[PROBLEM STATEMENT]: From the listing below, extract every line in which the word "content" appears.

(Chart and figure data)
^^^^

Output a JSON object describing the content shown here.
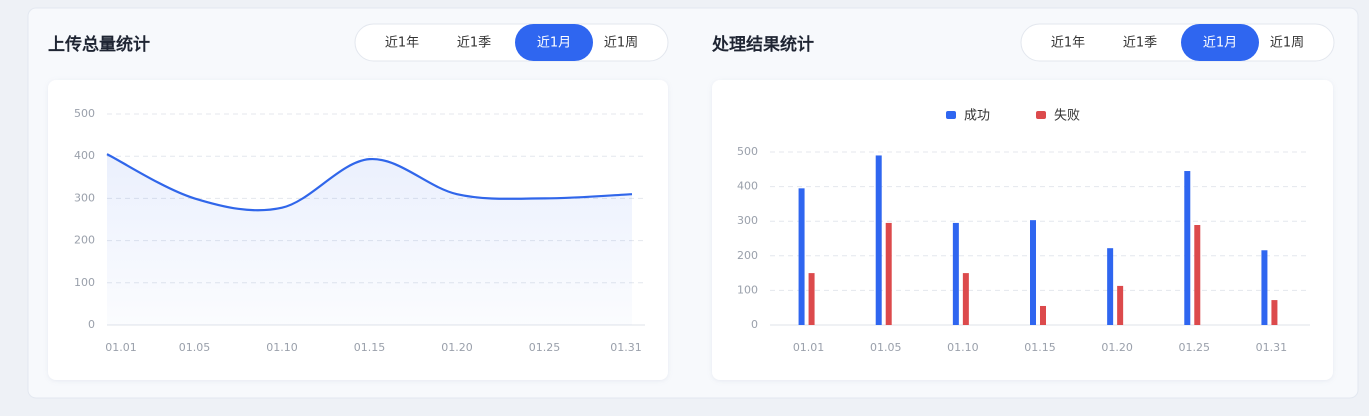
{
  "chart_data": [
    {
      "type": "line",
      "title": "上传总量统计",
      "tabs": [
        "近1年",
        "近1季",
        "近1月",
        "近1周"
      ],
      "categories": [
        "01.01",
        "01.05",
        "01.10",
        "01.15",
        "01.20",
        "01.25",
        "01.31"
      ],
      "values": [
        405,
        300,
        278,
        393,
        310,
        300,
        310
      ],
      "color": "#3066ea",
      "ylim": [
        0,
        500
      ],
      "yticks": [
        0,
        100,
        200,
        300,
        400,
        500
      ],
      "grid": true
    },
    {
      "type": "bar",
      "title": "处理结果统计",
      "tabs": [
        "近1年",
        "近1季",
        "近1月",
        "近1周"
      ],
      "categories": [
        "01.01",
        "01.05",
        "01.10",
        "01.15",
        "01.20",
        "01.25",
        "01.31"
      ],
      "series": [
        {
          "name": "成功",
          "color": "#2f66f0",
          "values": [
            395,
            490,
            295,
            303,
            222,
            445,
            216
          ]
        },
        {
          "name": "失败",
          "color": "#dc4a4c",
          "values": [
            150,
            295,
            150,
            55,
            113,
            289,
            72
          ]
        }
      ],
      "ylim": [
        0,
        500
      ],
      "yticks": [
        0,
        100,
        200,
        300,
        400,
        500
      ],
      "grid": true,
      "legend": "top"
    }
  ]
}
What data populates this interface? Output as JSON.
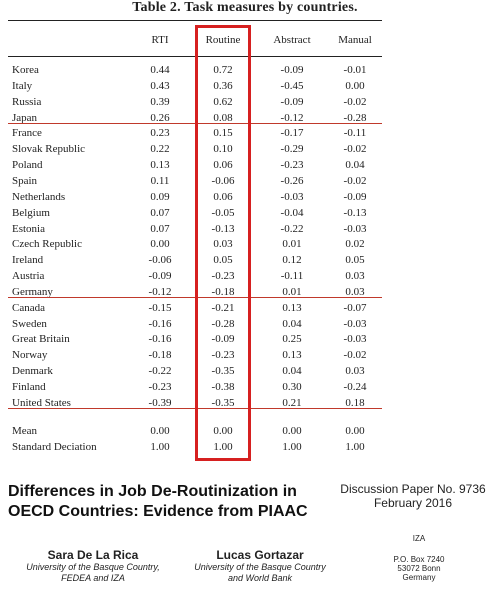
{
  "table": {
    "title": "Table 2. Task measures by countries.",
    "headers": [
      "RTI",
      "Routine",
      "Abstract",
      "Manual"
    ],
    "rows": [
      {
        "country": "Korea",
        "values": [
          "0.44",
          "0.72",
          "-0.09",
          "-0.01"
        ]
      },
      {
        "country": "Italy",
        "values": [
          "0.43",
          "0.36",
          "-0.45",
          "0.00"
        ]
      },
      {
        "country": "Russia",
        "values": [
          "0.39",
          "0.62",
          "-0.09",
          "-0.02"
        ]
      },
      {
        "country": "Japan",
        "values": [
          "0.26",
          "0.08",
          "-0.12",
          "-0.28"
        ]
      },
      {
        "country": "France",
        "values": [
          "0.23",
          "0.15",
          "-0.17",
          "-0.11"
        ]
      },
      {
        "country": "Slovak Republic",
        "values": [
          "0.22",
          "0.10",
          "-0.29",
          "-0.02"
        ]
      },
      {
        "country": "Poland",
        "values": [
          "0.13",
          "0.06",
          "-0.23",
          "0.04"
        ]
      },
      {
        "country": "Spain",
        "values": [
          "0.11",
          "-0.06",
          "-0.26",
          "-0.02"
        ]
      },
      {
        "country": "Netherlands",
        "values": [
          "0.09",
          "0.06",
          "-0.03",
          "-0.09"
        ]
      },
      {
        "country": "Belgium",
        "values": [
          "0.07",
          "-0.05",
          "-0.04",
          "-0.13"
        ]
      },
      {
        "country": "Estonia",
        "values": [
          "0.07",
          "-0.13",
          "-0.22",
          "-0.03"
        ]
      },
      {
        "country": "Czech Republic",
        "values": [
          "0.00",
          "0.03",
          "0.01",
          "0.02"
        ]
      },
      {
        "country": "Ireland",
        "values": [
          "-0.06",
          "0.05",
          "0.12",
          "0.05"
        ]
      },
      {
        "country": "Austria",
        "values": [
          "-0.09",
          "-0.23",
          "-0.11",
          "0.03"
        ]
      },
      {
        "country": "Germany",
        "values": [
          "-0.12",
          "-0.18",
          "0.01",
          "0.03"
        ]
      },
      {
        "country": "Canada",
        "values": [
          "-0.15",
          "-0.21",
          "0.13",
          "-0.07"
        ]
      },
      {
        "country": "Sweden",
        "values": [
          "-0.16",
          "-0.28",
          "0.04",
          "-0.03"
        ]
      },
      {
        "country": "Great Britain",
        "values": [
          "-0.16",
          "-0.09",
          "0.25",
          "-0.03"
        ]
      },
      {
        "country": "Norway",
        "values": [
          "-0.18",
          "-0.23",
          "0.13",
          "-0.02"
        ]
      },
      {
        "country": "Denmark",
        "values": [
          "-0.22",
          "-0.35",
          "0.04",
          "0.03"
        ]
      },
      {
        "country": "Finland",
        "values": [
          "-0.23",
          "-0.38",
          "0.30",
          "-0.24"
        ]
      },
      {
        "country": "United States",
        "values": [
          "-0.39",
          "-0.35",
          "0.21",
          "0.18"
        ]
      },
      {
        "country": "Mean",
        "values": [
          "0.00",
          "0.00",
          "0.00",
          "0.00"
        ]
      },
      {
        "country": "Standard Deciation",
        "values": [
          "1.00",
          "1.00",
          "1.00",
          "1.00"
        ]
      }
    ],
    "highlight_color": "#d62020"
  },
  "paper": {
    "title_line1": "Differences in Job De-Routinization in",
    "title_line2": "OECD Countries: Evidence from PIAAC",
    "series_line1": "Discussion Paper No. 9736",
    "series_line2": "February 2016"
  },
  "authors": [
    {
      "name": "Sara De La Rica",
      "aff1": "University of the Basque Country,",
      "aff2": "FEDEA and IZA"
    },
    {
      "name": "Lucas Gortazar",
      "aff1": "University of the Basque Country",
      "aff2": "and World Bank"
    }
  ],
  "iza": {
    "name": "IZA",
    "line1": "P.O. Box 7240",
    "line2": "53072 Bonn",
    "line3": "Germany"
  }
}
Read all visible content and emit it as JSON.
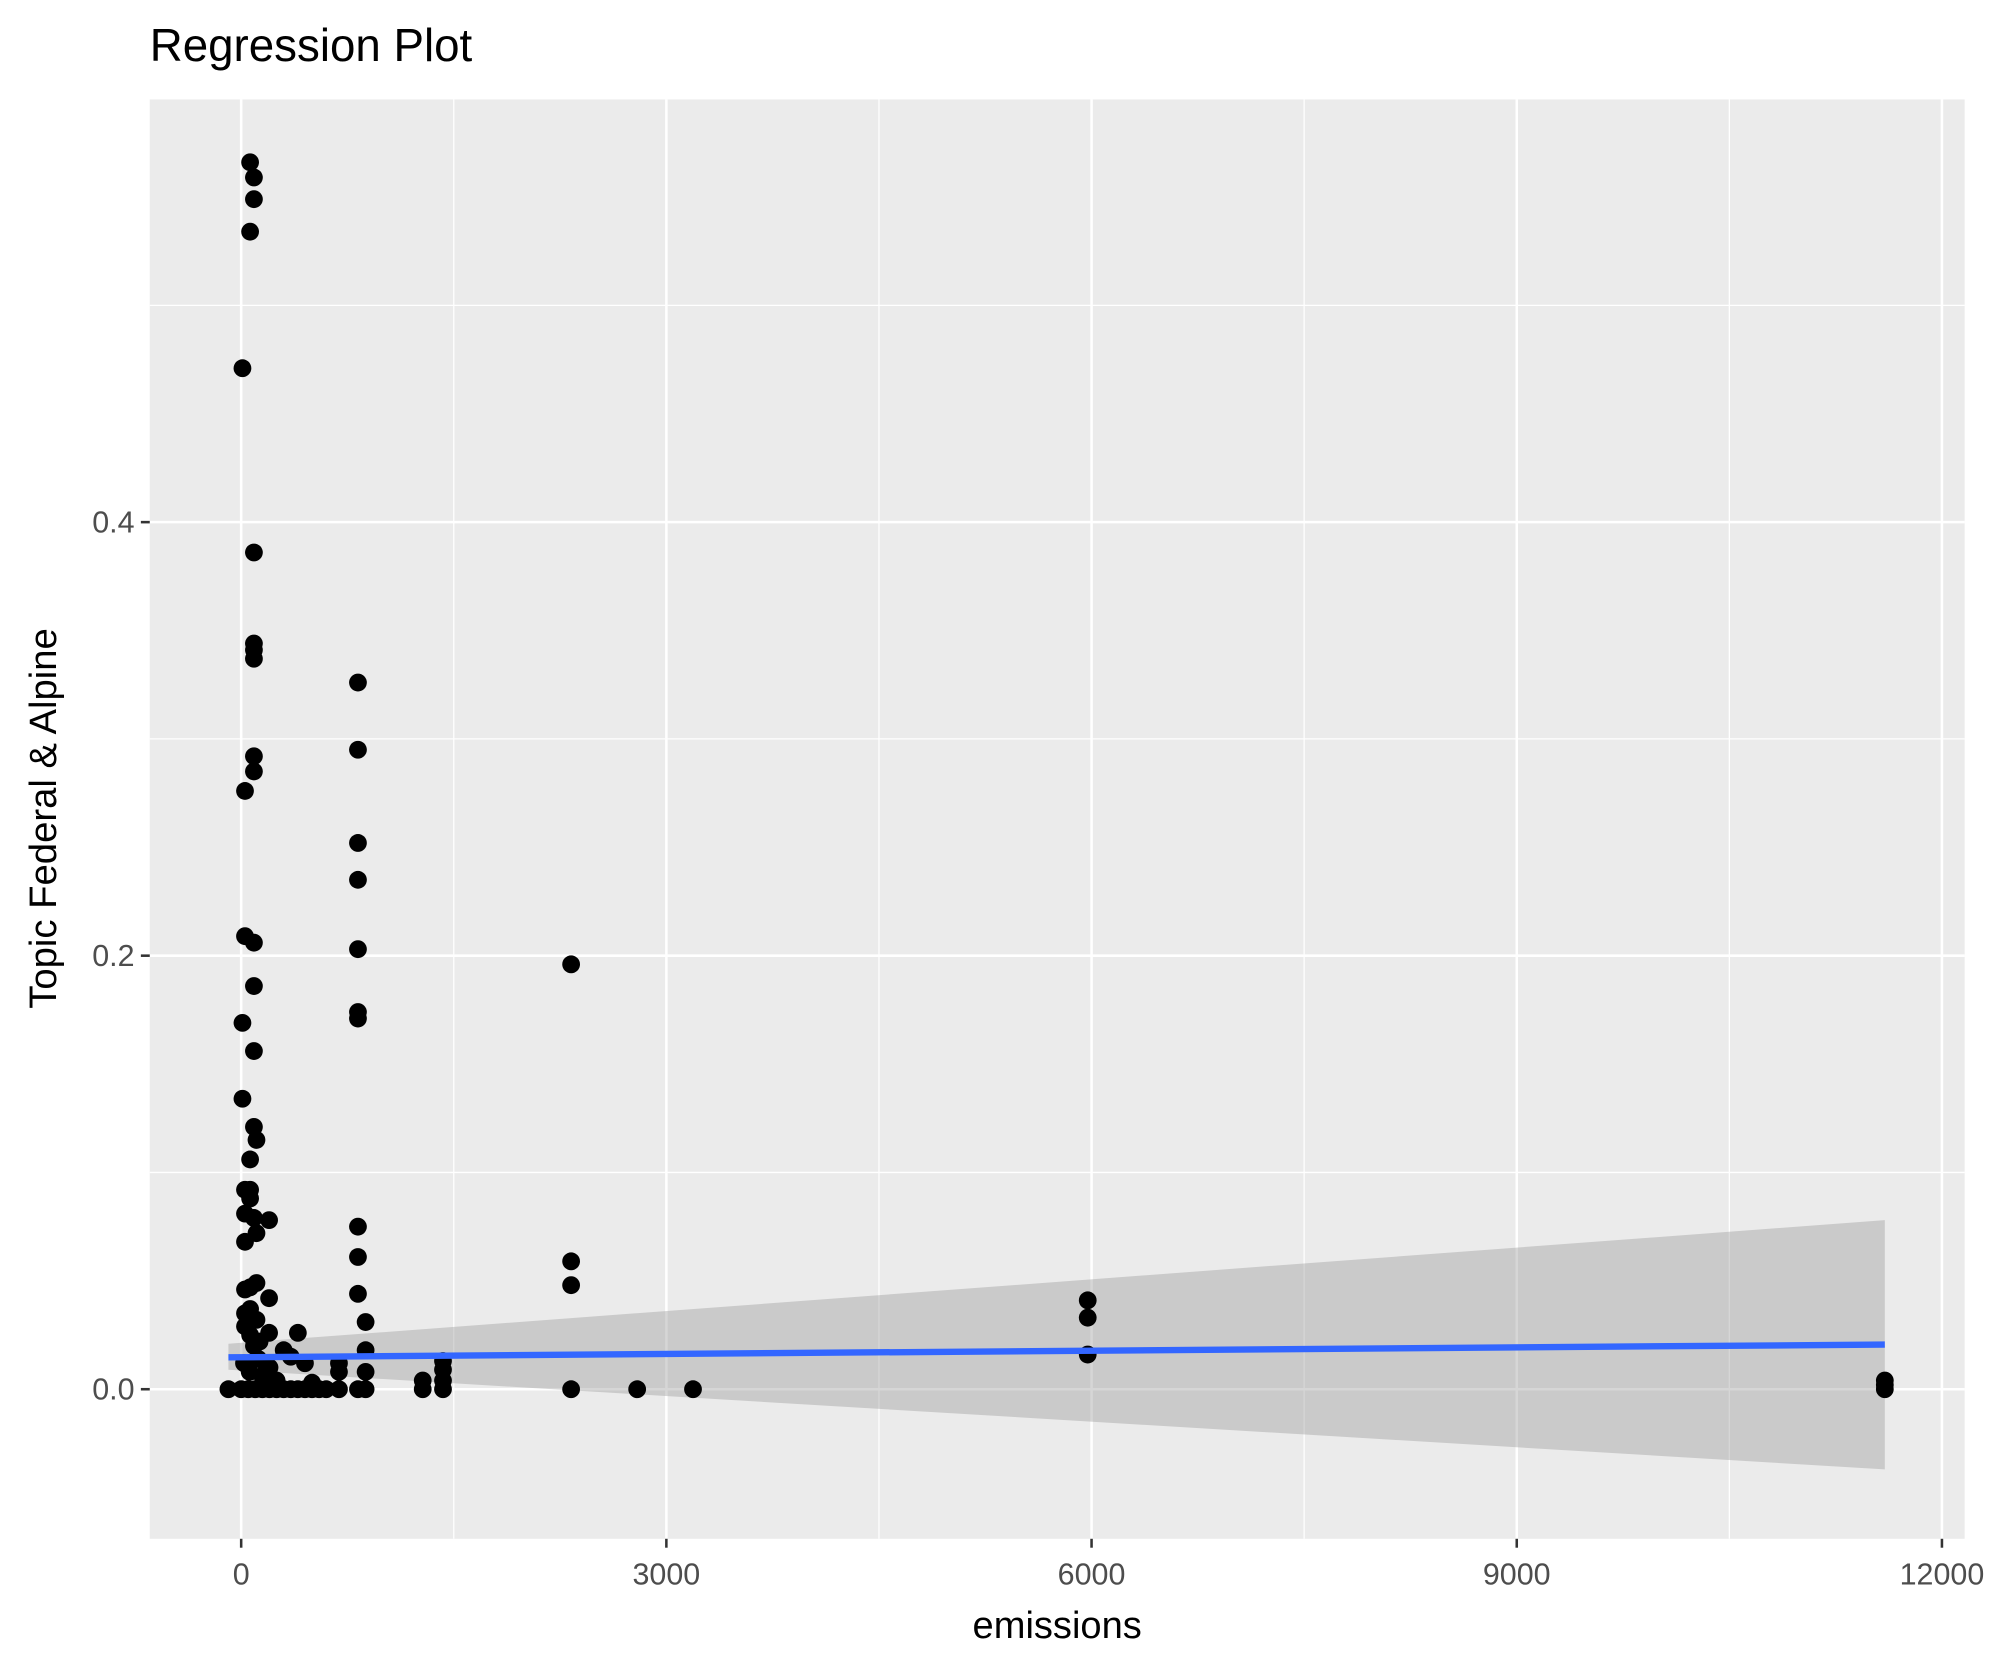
{
  "chart_data": {
    "type": "scatter",
    "title": "Regression Plot",
    "xlabel": "emissions",
    "ylabel": "Topic Federal & Alpine",
    "xlim": [
      -645,
      12160
    ],
    "ylim": [
      -0.069,
      0.595
    ],
    "xticks": [
      0,
      3000,
      6000,
      9000,
      12000
    ],
    "xtick_labels": [
      "0",
      "3000",
      "6000",
      "9000",
      "12000"
    ],
    "yticks": [
      0.0,
      0.2,
      0.4
    ],
    "ytick_labels": [
      "0.0",
      "0.2",
      "0.4"
    ],
    "grid": true,
    "colors": {
      "points": "#000000",
      "line": "#3366FF",
      "ribbon": "#999999",
      "panel": "#EBEBEB"
    },
    "points": [
      [
        63,
        0.566
      ],
      [
        90,
        0.559
      ],
      [
        90,
        0.549
      ],
      [
        63,
        0.534
      ],
      [
        9,
        0.471
      ],
      [
        90,
        0.386
      ],
      [
        90,
        0.344
      ],
      [
        90,
        0.341
      ],
      [
        90,
        0.337
      ],
      [
        90,
        0.292
      ],
      [
        90,
        0.285
      ],
      [
        27,
        0.276
      ],
      [
        27,
        0.209
      ],
      [
        90,
        0.206
      ],
      [
        90,
        0.186
      ],
      [
        9,
        0.169
      ],
      [
        90,
        0.156
      ],
      [
        9,
        0.134
      ],
      [
        90,
        0.121
      ],
      [
        108,
        0.115
      ],
      [
        63,
        0.106
      ],
      [
        27,
        0.092
      ],
      [
        63,
        0.092
      ],
      [
        63,
        0.088
      ],
      [
        27,
        0.081
      ],
      [
        90,
        0.079
      ],
      [
        197,
        0.078
      ],
      [
        108,
        0.072
      ],
      [
        27,
        0.068
      ],
      [
        108,
        0.049
      ],
      [
        27,
        0.046
      ],
      [
        63,
        0.047
      ],
      [
        197,
        0.042
      ],
      [
        63,
        0.037
      ],
      [
        27,
        0.035
      ],
      [
        108,
        0.032
      ],
      [
        27,
        0.029
      ],
      [
        63,
        0.025
      ],
      [
        130,
        0.022
      ],
      [
        197,
        0.026
      ],
      [
        400,
        0.026
      ],
      [
        90,
        0.02
      ],
      [
        300,
        0.018
      ],
      [
        350,
        0.015
      ],
      [
        450,
        0.012
      ],
      [
        200,
        0.01
      ],
      [
        150,
        0.006
      ],
      [
        250,
        0.004
      ],
      [
        500,
        0.003
      ],
      [
        -90,
        0
      ],
      [
        0,
        0
      ],
      [
        50,
        0
      ],
      [
        100,
        0
      ],
      [
        150,
        0
      ],
      [
        200,
        0
      ],
      [
        250,
        0
      ],
      [
        300,
        0
      ],
      [
        350,
        0
      ],
      [
        400,
        0
      ],
      [
        450,
        0
      ],
      [
        500,
        0
      ],
      [
        550,
        0
      ],
      [
        600,
        0
      ],
      [
        20,
        0.012
      ],
      [
        60,
        0.008
      ],
      [
        120,
        0.014
      ],
      [
        180,
        0.009
      ],
      [
        690,
        0.012
      ],
      [
        690,
        0.008
      ],
      [
        690,
        0
      ],
      [
        824,
        0.326
      ],
      [
        824,
        0.295
      ],
      [
        824,
        0.252
      ],
      [
        824,
        0.235
      ],
      [
        824,
        0.203
      ],
      [
        824,
        0.174
      ],
      [
        824,
        0.171
      ],
      [
        824,
        0.075
      ],
      [
        824,
        0.061
      ],
      [
        824,
        0.044
      ],
      [
        824,
        0
      ],
      [
        878,
        0.031
      ],
      [
        878,
        0.018
      ],
      [
        878,
        0.008
      ],
      [
        878,
        0
      ],
      [
        1281,
        0.004
      ],
      [
        1281,
        0
      ],
      [
        1424,
        0.013
      ],
      [
        1424,
        0.009
      ],
      [
        1424,
        0.004
      ],
      [
        1424,
        0
      ],
      [
        2328,
        0.196
      ],
      [
        2328,
        0.059
      ],
      [
        2328,
        0.048
      ],
      [
        2328,
        0
      ],
      [
        2794,
        0
      ],
      [
        3188,
        0
      ],
      [
        5973,
        0.041
      ],
      [
        5973,
        0.033
      ],
      [
        5973,
        0.016
      ],
      [
        11597,
        0.004
      ],
      [
        11597,
        0.002
      ],
      [
        11597,
        0
      ]
    ],
    "regression": {
      "x": [
        -90,
        11597
      ],
      "y": [
        0.0147,
        0.0206
      ],
      "ci_upper": [
        0.021,
        0.078
      ],
      "ci_lower": [
        0.009,
        -0.037
      ]
    }
  }
}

^^^^

[FINISHED TASK]:
Output a JSON object describing the content shown here.
Read all visible content and emit it as JSON.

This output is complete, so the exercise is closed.